»»

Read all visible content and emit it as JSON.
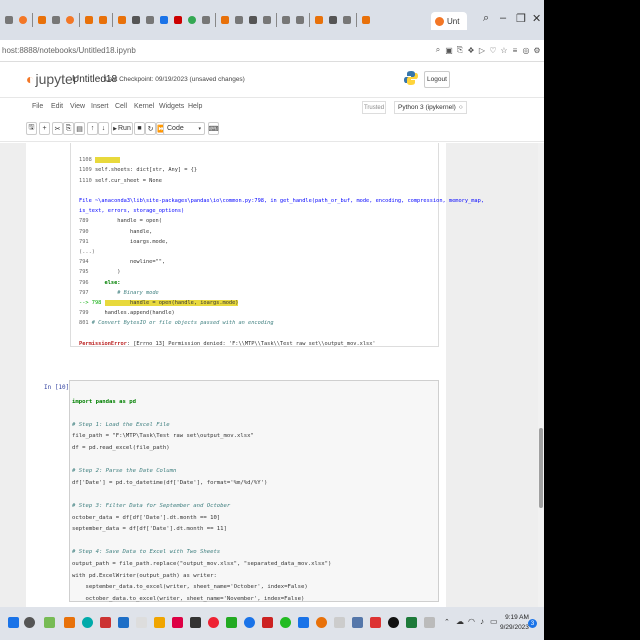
{
  "browser": {
    "active_tab_label": "Unt",
    "url": "host:8888/notebooks/Untitled18.ipynb"
  },
  "jupyter": {
    "logo_text": "jupyter",
    "notebook_name": "Untitled18",
    "checkpoint": "Last Checkpoint: 09/19/2023   (unsaved changes)",
    "logout_label": "Logout",
    "menu": [
      "File",
      "Edit",
      "View",
      "Insert",
      "Cell",
      "Kernel",
      "Widgets",
      "Help"
    ],
    "trusted_label": "Trusted",
    "kernel_label": "Python 3 (ipykernel)",
    "toolbar": {
      "run_label": "Run",
      "cell_type": "Code"
    }
  },
  "error_output": {
    "lines": [
      {
        "ln": "1108",
        "code": "        "
      },
      {
        "ln": "1109",
        "code": "self.sheets: dict[str, Any] = {}"
      },
      {
        "ln": "1110",
        "code": "self.cur_sheet = None"
      },
      {
        "ln": "",
        "code": ""
      },
      {
        "ln": "",
        "code": "File ~\\anaconda3\\lib\\site-packages\\pandas\\io\\common.py:798, in get_handle(path_or_buf, mode, encoding, compression, memory_map,"
      },
      {
        "ln": "",
        "code": "is_text, errors, storage_options)"
      },
      {
        "ln": "789",
        "code": "        handle = open("
      },
      {
        "ln": "790",
        "code": "            handle,"
      },
      {
        "ln": "791",
        "code": "            ioargs.mode,"
      },
      {
        "ln": "(...)",
        "code": ""
      },
      {
        "ln": "794",
        "code": "            newline=\"\","
      },
      {
        "ln": "795",
        "code": "        )"
      },
      {
        "ln": "796",
        "code": "    else:"
      },
      {
        "ln": "797",
        "code": "        # Binary mode"
      },
      {
        "ln": "--> 798",
        "code": "        handle = open(handle, ioargs.mode)"
      },
      {
        "ln": "799",
        "code": "    handles.append(handle)"
      },
      {
        "ln": "801",
        "code": "# Convert BytesIO or file objects passed with an encoding"
      }
    ],
    "error_name": "PermissionError",
    "error_message": ": [Errno 13] Permission denied: 'F:\\\\MTP\\\\Task\\\\Test raw set\\\\output_mov.xlsx'"
  },
  "input_cell": {
    "prompt": "In [10]:",
    "lines": [
      "import pandas as pd",
      "",
      "# Step 1: Load the Excel File",
      "file_path = \"F:\\MTP\\Task\\Test raw set\\output_mov.xlsx\"",
      "df = pd.read_excel(file_path)",
      "",
      "# Step 2: Parse the Date Column",
      "df['Date'] = pd.to_datetime(df['Date'], format='%m/%d/%Y')",
      "",
      "# Step 3: Filter Data for September and October",
      "october_data = df[df['Date'].dt.month == 10]",
      "september_data = df[df['Date'].dt.month == 11]",
      "",
      "# Step 4: Save Data to Excel with Two Sheets",
      "output_path = file_path.replace(\"output_mov.xlsx\", \"separated_data_mov.xlsx\")",
      "with pd.ExcelWriter(output_path) as writer:",
      "    september_data.to_excel(writer, sheet_name='October', index=False)",
      "    october_data.to_excel(writer, sheet_name='November', index=False)"
    ]
  },
  "taskbar": {
    "time": "9:19 AM",
    "date": "9/29/2023",
    "notification_count": "3"
  },
  "colors": {
    "jupyter_orange": "#f37726",
    "prompt_blue": "#303f9f",
    "highlight_yellow": "#e8d93c"
  }
}
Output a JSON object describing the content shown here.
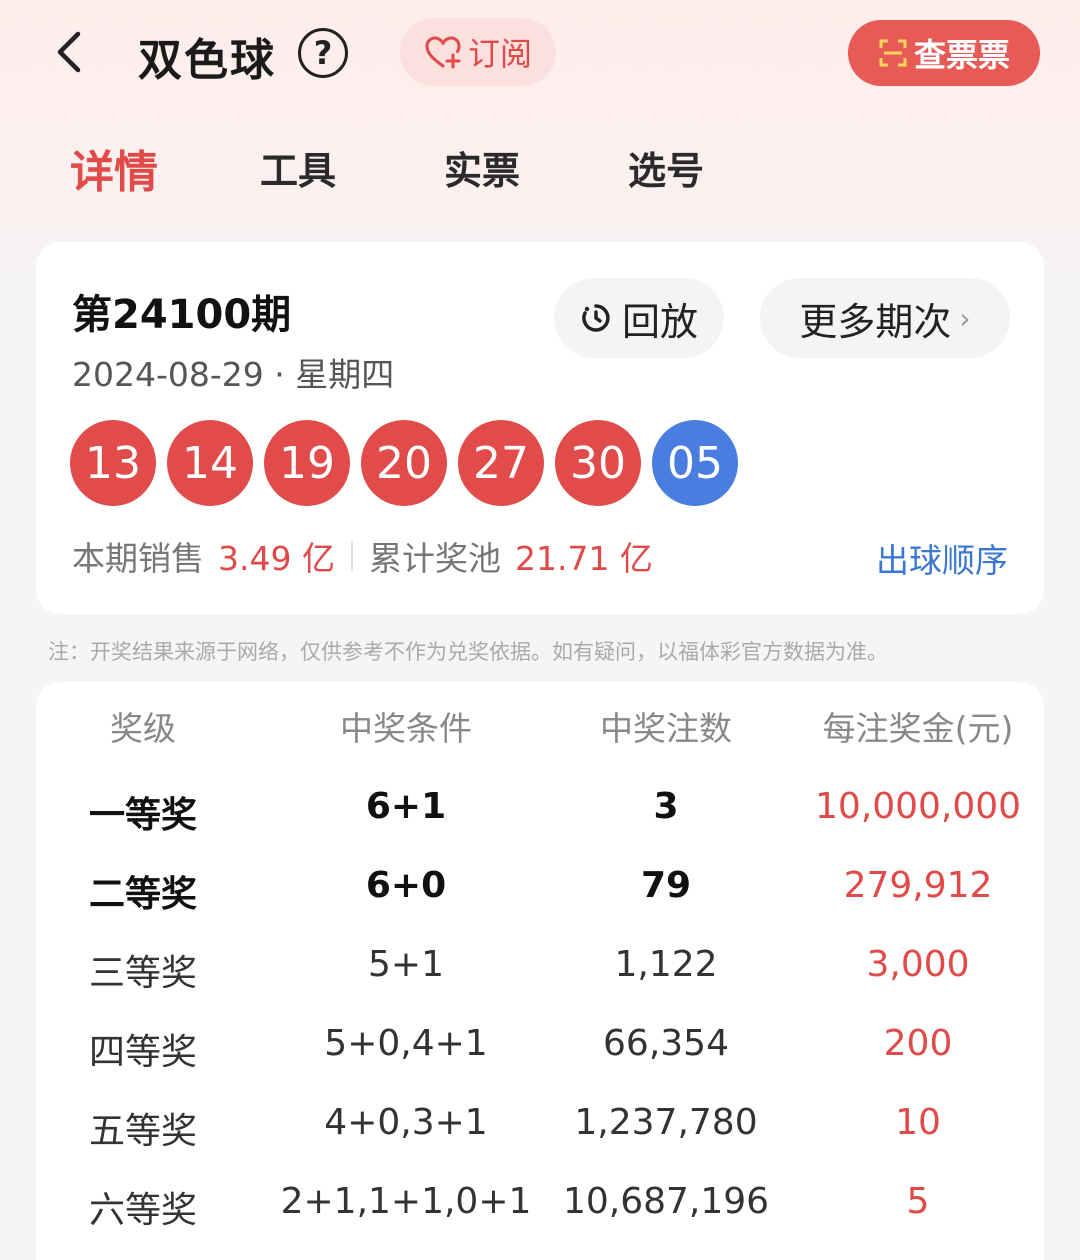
{
  "header": {
    "title": "双色球",
    "help_label": "?",
    "subscribe_label": "订阅",
    "check_ticket_label": "查票票"
  },
  "tabs": [
    {
      "label": "详情",
      "active": true
    },
    {
      "label": "工具",
      "active": false
    },
    {
      "label": "实票",
      "active": false
    },
    {
      "label": "选号",
      "active": false
    }
  ],
  "draw": {
    "issue": "第24100期",
    "date": "2024-08-29 · 星期四",
    "replay_label": "回放",
    "more_label": "更多期次",
    "red_balls": [
      "13",
      "14",
      "19",
      "20",
      "27",
      "30"
    ],
    "blue_ball": "05",
    "sales_label": "本期销售",
    "sales_value": "3.49 亿",
    "pool_label": "累计奖池",
    "pool_value": "21.71 亿",
    "order_label": "出球顺序"
  },
  "note": "注：开奖结果来源于网络，仅供参考不作为兑奖依据。如有疑问，以福体彩官方数据为准。",
  "prize_table": {
    "headers": [
      "奖级",
      "中奖条件",
      "中奖注数",
      "每注奖金(元)"
    ],
    "rows": [
      {
        "level": "一等奖",
        "condition": "6+1",
        "count": "3",
        "amount": "10,000,000"
      },
      {
        "level": "二等奖",
        "condition": "6+0",
        "count": "79",
        "amount": "279,912"
      },
      {
        "level": "三等奖",
        "condition": "5+1",
        "count": "1,122",
        "amount": "3,000"
      },
      {
        "level": "四等奖",
        "condition": "5+0,4+1",
        "count": "66,354",
        "amount": "200"
      },
      {
        "level": "五等奖",
        "condition": "4+0,3+1",
        "count": "1,237,780",
        "amount": "10"
      },
      {
        "level": "六等奖",
        "condition": "2+1,1+1,0+1",
        "count": "10,687,196",
        "amount": "5"
      }
    ]
  },
  "colors": {
    "accent_red": "#e04a48",
    "ball_red": "#e14c4a",
    "ball_blue": "#4a7de0",
    "link_blue": "#3b78d6"
  }
}
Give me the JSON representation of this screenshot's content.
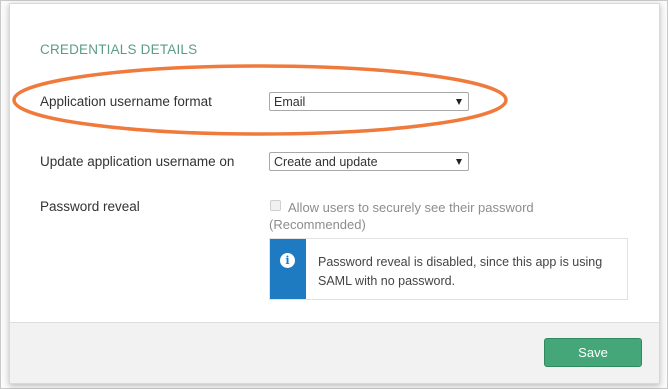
{
  "section": {
    "title": "CREDENTIALS DETAILS"
  },
  "fields": {
    "username_format": {
      "label": "Application username format",
      "value": "Email"
    },
    "update_on": {
      "label": "Update application username on",
      "value": "Create and update"
    },
    "password_reveal": {
      "label": "Password reveal",
      "checkbox_label": "Allow users to securely see their password (Recommended)",
      "checked": false
    }
  },
  "info": {
    "icon": "info-icon",
    "text": "Password reveal is disabled, since this app is using SAML with no password."
  },
  "footer": {
    "save_label": "Save"
  },
  "colors": {
    "accent": "#5a9e86",
    "info_blue": "#1f7bc1",
    "save_green": "#45a779",
    "highlight_orange": "#f07a3c"
  }
}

««

§ Your goal: Your task is an exact transcription of all the data, minus the pictures.

§ Written solution:
Read all visible content and emit it as JSON.
{
  "browser": {
    "active_tab_label": "Unt",
    "url": "host:8888/notebooks/Untitled18.ipynb"
  },
  "jupyter": {
    "logo_text": "jupyter",
    "notebook_name": "Untitled18",
    "checkpoint": "Last Checkpoint: 09/19/2023   (unsaved changes)",
    "logout_label": "Logout",
    "menu": [
      "File",
      "Edit",
      "View",
      "Insert",
      "Cell",
      "Kernel",
      "Widgets",
      "Help"
    ],
    "trusted_label": "Trusted",
    "kernel_label": "Python 3 (ipykernel)",
    "toolbar": {
      "run_label": "Run",
      "cell_type": "Code"
    }
  },
  "error_output": {
    "lines": [
      {
        "ln": "1108",
        "code": "        "
      },
      {
        "ln": "1109",
        "code": "self.sheets: dict[str, Any] = {}"
      },
      {
        "ln": "1110",
        "code": "self.cur_sheet = None"
      },
      {
        "ln": "",
        "code": ""
      },
      {
        "ln": "",
        "code": "File ~\\anaconda3\\lib\\site-packages\\pandas\\io\\common.py:798, in get_handle(path_or_buf, mode, encoding, compression, memory_map,"
      },
      {
        "ln": "",
        "code": "is_text, errors, storage_options)"
      },
      {
        "ln": "789",
        "code": "        handle = open("
      },
      {
        "ln": "790",
        "code": "            handle,"
      },
      {
        "ln": "791",
        "code": "            ioargs.mode,"
      },
      {
        "ln": "(...)",
        "code": ""
      },
      {
        "ln": "794",
        "code": "            newline=\"\","
      },
      {
        "ln": "795",
        "code": "        )"
      },
      {
        "ln": "796",
        "code": "    else:"
      },
      {
        "ln": "797",
        "code": "        # Binary mode"
      },
      {
        "ln": "--> 798",
        "code": "        handle = open(handle, ioargs.mode)"
      },
      {
        "ln": "799",
        "code": "    handles.append(handle)"
      },
      {
        "ln": "801",
        "code": "# Convert BytesIO or file objects passed with an encoding"
      }
    ],
    "error_name": "PermissionError",
    "error_message": ": [Errno 13] Permission denied: 'F:\\\\MTP\\\\Task\\\\Test raw set\\\\output_mov.xlsx'"
  },
  "input_cell": {
    "prompt": "In [10]:",
    "lines": [
      "import pandas as pd",
      "",
      "# Step 1: Load the Excel File",
      "file_path = \"F:\\MTP\\Task\\Test raw set\\output_mov.xlsx\"",
      "df = pd.read_excel(file_path)",
      "",
      "# Step 2: Parse the Date Column",
      "df['Date'] = pd.to_datetime(df['Date'], format='%m/%d/%Y')",
      "",
      "# Step 3: Filter Data for September and October",
      "october_data = df[df['Date'].dt.month == 10]",
      "september_data = df[df['Date'].dt.month == 11]",
      "",
      "# Step 4: Save Data to Excel with Two Sheets",
      "output_path = file_path.replace(\"output_mov.xlsx\", \"separated_data_mov.xlsx\")",
      "with pd.ExcelWriter(output_path) as writer:",
      "    september_data.to_excel(writer, sheet_name='October', index=False)",
      "    october_data.to_excel(writer, sheet_name='November', index=False)"
    ]
  },
  "taskbar": {
    "time": "9:19 AM",
    "date": "9/29/2023",
    "notification_count": "3"
  },
  "colors": {
    "jupyter_orange": "#f37726",
    "prompt_blue": "#303f9f",
    "highlight_yellow": "#e8d93c"
  }
}
Output a JSON object describing the content shown here.
{
  "header": {
    "title": "双色球",
    "help_label": "?",
    "subscribe_label": "订阅",
    "check_ticket_label": "查票票"
  },
  "tabs": [
    {
      "label": "详情",
      "active": true
    },
    {
      "label": "工具",
      "active": false
    },
    {
      "label": "实票",
      "active": false
    },
    {
      "label": "选号",
      "active": false
    }
  ],
  "draw": {
    "issue": "第24100期",
    "date": "2024-08-29 · 星期四",
    "replay_label": "回放",
    "more_label": "更多期次",
    "red_balls": [
      "13",
      "14",
      "19",
      "20",
      "27",
      "30"
    ],
    "blue_ball": "05",
    "sales_label": "本期销售",
    "sales_value": "3.49 亿",
    "pool_label": "累计奖池",
    "pool_value": "21.71 亿",
    "order_label": "出球顺序"
  },
  "note": "注：开奖结果来源于网络，仅供参考不作为兑奖依据。如有疑问，以福体彩官方数据为准。",
  "prize_table": {
    "headers": [
      "奖级",
      "中奖条件",
      "中奖注数",
      "每注奖金(元)"
    ],
    "rows": [
      {
        "level": "一等奖",
        "condition": "6+1",
        "count": "3",
        "amount": "10,000,000"
      },
      {
        "level": "二等奖",
        "condition": "6+0",
        "count": "79",
        "amount": "279,912"
      },
      {
        "level": "三等奖",
        "condition": "5+1",
        "count": "1,122",
        "amount": "3,000"
      },
      {
        "level": "四等奖",
        "condition": "5+0,4+1",
        "count": "66,354",
        "amount": "200"
      },
      {
        "level": "五等奖",
        "condition": "4+0,3+1",
        "count": "1,237,780",
        "amount": "10"
      },
      {
        "level": "六等奖",
        "condition": "2+1,1+1,0+1",
        "count": "10,687,196",
        "amount": "5"
      }
    ]
  },
  "colors": {
    "accent_red": "#e04a48",
    "ball_red": "#e14c4a",
    "ball_blue": "#4a7de0",
    "link_blue": "#3b78d6"
  }
}
Give me the JSON representation of this screenshot's content.
{
  "section": {
    "title": "CREDENTIALS DETAILS"
  },
  "fields": {
    "username_format": {
      "label": "Application username format",
      "value": "Email"
    },
    "update_on": {
      "label": "Update application username on",
      "value": "Create and update"
    },
    "password_reveal": {
      "label": "Password reveal",
      "checkbox_label": "Allow users to securely see their password (Recommended)",
      "checked": false
    }
  },
  "info": {
    "icon": "info-icon",
    "text": "Password reveal is disabled, since this app is using SAML with no password."
  },
  "footer": {
    "save_label": "Save"
  },
  "colors": {
    "accent": "#5a9e86",
    "info_blue": "#1f7bc1",
    "save_green": "#45a779",
    "highlight_orange": "#f07a3c"
  }
}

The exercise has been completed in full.